DATASET ROWS -
++++++++++
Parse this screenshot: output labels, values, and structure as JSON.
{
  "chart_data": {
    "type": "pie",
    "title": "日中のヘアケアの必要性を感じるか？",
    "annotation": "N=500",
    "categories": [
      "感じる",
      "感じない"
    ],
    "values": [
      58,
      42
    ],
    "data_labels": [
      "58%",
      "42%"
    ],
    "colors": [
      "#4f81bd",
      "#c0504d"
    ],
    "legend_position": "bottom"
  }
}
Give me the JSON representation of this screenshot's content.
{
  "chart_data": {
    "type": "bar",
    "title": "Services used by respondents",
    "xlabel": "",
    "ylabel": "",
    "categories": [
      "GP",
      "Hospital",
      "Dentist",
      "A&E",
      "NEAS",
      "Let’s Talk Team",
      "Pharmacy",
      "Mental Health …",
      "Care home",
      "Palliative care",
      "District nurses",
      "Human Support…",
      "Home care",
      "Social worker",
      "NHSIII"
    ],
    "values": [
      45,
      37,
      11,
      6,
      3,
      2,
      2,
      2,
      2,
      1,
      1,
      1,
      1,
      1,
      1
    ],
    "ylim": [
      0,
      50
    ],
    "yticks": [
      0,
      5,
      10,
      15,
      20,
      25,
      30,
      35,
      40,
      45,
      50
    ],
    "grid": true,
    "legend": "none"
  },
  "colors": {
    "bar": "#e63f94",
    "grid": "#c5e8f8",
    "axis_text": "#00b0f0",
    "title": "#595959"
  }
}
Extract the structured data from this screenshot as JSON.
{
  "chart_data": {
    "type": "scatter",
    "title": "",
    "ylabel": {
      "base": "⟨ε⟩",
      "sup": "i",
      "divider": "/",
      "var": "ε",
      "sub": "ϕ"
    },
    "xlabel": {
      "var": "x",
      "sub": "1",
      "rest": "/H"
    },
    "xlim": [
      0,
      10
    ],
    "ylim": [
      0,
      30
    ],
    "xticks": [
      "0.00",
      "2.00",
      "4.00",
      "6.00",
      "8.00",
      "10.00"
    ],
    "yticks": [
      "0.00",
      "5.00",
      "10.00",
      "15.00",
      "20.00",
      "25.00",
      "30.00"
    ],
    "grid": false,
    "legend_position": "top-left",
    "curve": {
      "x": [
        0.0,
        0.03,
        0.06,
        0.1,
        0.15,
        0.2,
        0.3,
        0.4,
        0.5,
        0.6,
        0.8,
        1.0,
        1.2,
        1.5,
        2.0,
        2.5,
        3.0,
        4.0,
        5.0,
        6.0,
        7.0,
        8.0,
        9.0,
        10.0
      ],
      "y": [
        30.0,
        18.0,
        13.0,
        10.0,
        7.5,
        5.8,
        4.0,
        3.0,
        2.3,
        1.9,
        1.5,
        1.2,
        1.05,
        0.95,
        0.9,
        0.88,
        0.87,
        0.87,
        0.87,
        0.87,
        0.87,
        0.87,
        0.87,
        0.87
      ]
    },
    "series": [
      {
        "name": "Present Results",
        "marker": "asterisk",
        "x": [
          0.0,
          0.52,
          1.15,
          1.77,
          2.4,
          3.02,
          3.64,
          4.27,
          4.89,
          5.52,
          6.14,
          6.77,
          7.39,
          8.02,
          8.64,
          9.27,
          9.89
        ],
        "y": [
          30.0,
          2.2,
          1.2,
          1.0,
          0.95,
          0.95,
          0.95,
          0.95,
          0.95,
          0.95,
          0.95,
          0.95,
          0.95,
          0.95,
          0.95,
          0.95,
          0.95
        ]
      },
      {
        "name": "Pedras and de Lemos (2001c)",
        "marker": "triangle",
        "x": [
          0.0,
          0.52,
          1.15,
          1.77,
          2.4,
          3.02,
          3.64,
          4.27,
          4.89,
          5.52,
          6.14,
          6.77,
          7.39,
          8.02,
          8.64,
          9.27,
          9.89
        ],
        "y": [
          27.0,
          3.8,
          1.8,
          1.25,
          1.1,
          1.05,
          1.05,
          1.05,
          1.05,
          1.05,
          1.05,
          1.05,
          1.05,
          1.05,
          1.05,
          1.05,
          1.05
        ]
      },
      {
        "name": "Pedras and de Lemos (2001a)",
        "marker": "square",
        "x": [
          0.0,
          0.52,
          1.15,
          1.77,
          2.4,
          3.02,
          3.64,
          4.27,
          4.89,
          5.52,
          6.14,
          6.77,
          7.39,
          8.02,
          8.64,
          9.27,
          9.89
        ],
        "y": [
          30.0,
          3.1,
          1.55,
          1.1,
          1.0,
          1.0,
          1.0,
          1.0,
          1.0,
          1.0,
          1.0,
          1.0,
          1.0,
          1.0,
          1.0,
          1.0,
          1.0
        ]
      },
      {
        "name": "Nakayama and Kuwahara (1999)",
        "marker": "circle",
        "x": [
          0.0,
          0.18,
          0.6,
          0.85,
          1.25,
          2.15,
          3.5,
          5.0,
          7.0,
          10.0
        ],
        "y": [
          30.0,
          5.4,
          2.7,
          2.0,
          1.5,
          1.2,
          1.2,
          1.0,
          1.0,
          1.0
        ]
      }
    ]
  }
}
++++++++++
SHORT EXERCISE - Return all the data above once more, precisely as given.

FINISHED EXERCISE -
Parse this screenshot: output labels, values, and structure as JSON.
{
  "chart_data": {
    "type": "pie",
    "title": "日中のヘアケアの必要性を感じるか？",
    "annotation": "N=500",
    "categories": [
      "感じる",
      "感じない"
    ],
    "values": [
      58,
      42
    ],
    "data_labels": [
      "58%",
      "42%"
    ],
    "colors": [
      "#4f81bd",
      "#c0504d"
    ],
    "legend_position": "bottom"
  }
}
Give me the JSON representation of this screenshot's content.
{
  "chart_data": {
    "type": "bar",
    "title": "Services used by respondents",
    "xlabel": "",
    "ylabel": "",
    "categories": [
      "GP",
      "Hospital",
      "Dentist",
      "A&E",
      "NEAS",
      "Let’s Talk Team",
      "Pharmacy",
      "Mental Health …",
      "Care home",
      "Palliative care",
      "District nurses",
      "Human Support…",
      "Home care",
      "Social worker",
      "NHSIII"
    ],
    "values": [
      45,
      37,
      11,
      6,
      3,
      2,
      2,
      2,
      2,
      1,
      1,
      1,
      1,
      1,
      1
    ],
    "ylim": [
      0,
      50
    ],
    "yticks": [
      0,
      5,
      10,
      15,
      20,
      25,
      30,
      35,
      40,
      45,
      50
    ],
    "grid": true,
    "legend": "none"
  },
  "colors": {
    "bar": "#e63f94",
    "grid": "#c5e8f8",
    "axis_text": "#00b0f0",
    "title": "#595959"
  }
}
Extract the structured data from this screenshot as JSON.
{
  "chart_data": {
    "type": "scatter",
    "title": "",
    "ylabel": {
      "base": "⟨ε⟩",
      "sup": "i",
      "divider": "/",
      "var": "ε",
      "sub": "ϕ"
    },
    "xlabel": {
      "var": "x",
      "sub": "1",
      "rest": "/H"
    },
    "xlim": [
      0,
      10
    ],
    "ylim": [
      0,
      30
    ],
    "xticks": [
      "0.00",
      "2.00",
      "4.00",
      "6.00",
      "8.00",
      "10.00"
    ],
    "yticks": [
      "0.00",
      "5.00",
      "10.00",
      "15.00",
      "20.00",
      "25.00",
      "30.00"
    ],
    "grid": false,
    "legend_position": "top-left",
    "curve": {
      "x": [
        0.0,
        0.03,
        0.06,
        0.1,
        0.15,
        0.2,
        0.3,
        0.4,
        0.5,
        0.6,
        0.8,
        1.0,
        1.2,
        1.5,
        2.0,
        2.5,
        3.0,
        4.0,
        5.0,
        6.0,
        7.0,
        8.0,
        9.0,
        10.0
      ],
      "y": [
        30.0,
        18.0,
        13.0,
        10.0,
        7.5,
        5.8,
        4.0,
        3.0,
        2.3,
        1.9,
        1.5,
        1.2,
        1.05,
        0.95,
        0.9,
        0.88,
        0.87,
        0.87,
        0.87,
        0.87,
        0.87,
        0.87,
        0.87,
        0.87
      ]
    },
    "series": [
      {
        "name": "Present Results",
        "marker": "asterisk",
        "x": [
          0.0,
          0.52,
          1.15,
          1.77,
          2.4,
          3.02,
          3.64,
          4.27,
          4.89,
          5.52,
          6.14,
          6.77,
          7.39,
          8.02,
          8.64,
          9.27,
          9.89
        ],
        "y": [
          30.0,
          2.2,
          1.2,
          1.0,
          0.95,
          0.95,
          0.95,
          0.95,
          0.95,
          0.95,
          0.95,
          0.95,
          0.95,
          0.95,
          0.95,
          0.95,
          0.95
        ]
      },
      {
        "name": "Pedras and de Lemos (2001c)",
        "marker": "triangle",
        "x": [
          0.0,
          0.52,
          1.15,
          1.77,
          2.4,
          3.02,
          3.64,
          4.27,
          4.89,
          5.52,
          6.14,
          6.77,
          7.39,
          8.02,
          8.64,
          9.27,
          9.89
        ],
        "y": [
          27.0,
          3.8,
          1.8,
          1.25,
          1.1,
          1.05,
          1.05,
          1.05,
          1.05,
          1.05,
          1.05,
          1.05,
          1.05,
          1.05,
          1.05,
          1.05,
          1.05
        ]
      },
      {
        "name": "Pedras and de Lemos (2001a)",
        "marker": "square",
        "x": [
          0.0,
          0.52,
          1.15,
          1.77,
          2.4,
          3.02,
          3.64,
          4.27,
          4.89,
          5.52,
          6.14,
          6.77,
          7.39,
          8.02,
          8.64,
          9.27,
          9.89
        ],
        "y": [
          30.0,
          3.1,
          1.55,
          1.1,
          1.0,
          1.0,
          1.0,
          1.0,
          1.0,
          1.0,
          1.0,
          1.0,
          1.0,
          1.0,
          1.0,
          1.0,
          1.0
        ]
      },
      {
        "name": "Nakayama and Kuwahara (1999)",
        "marker": "circle",
        "x": [
          0.0,
          0.18,
          0.6,
          0.85,
          1.25,
          2.15,
          3.5,
          5.0,
          7.0,
          10.0
        ],
        "y": [
          30.0,
          5.4,
          2.7,
          2.0,
          1.5,
          1.2,
          1.2,
          1.0,
          1.0,
          1.0
        ]
      }
    ]
  }
}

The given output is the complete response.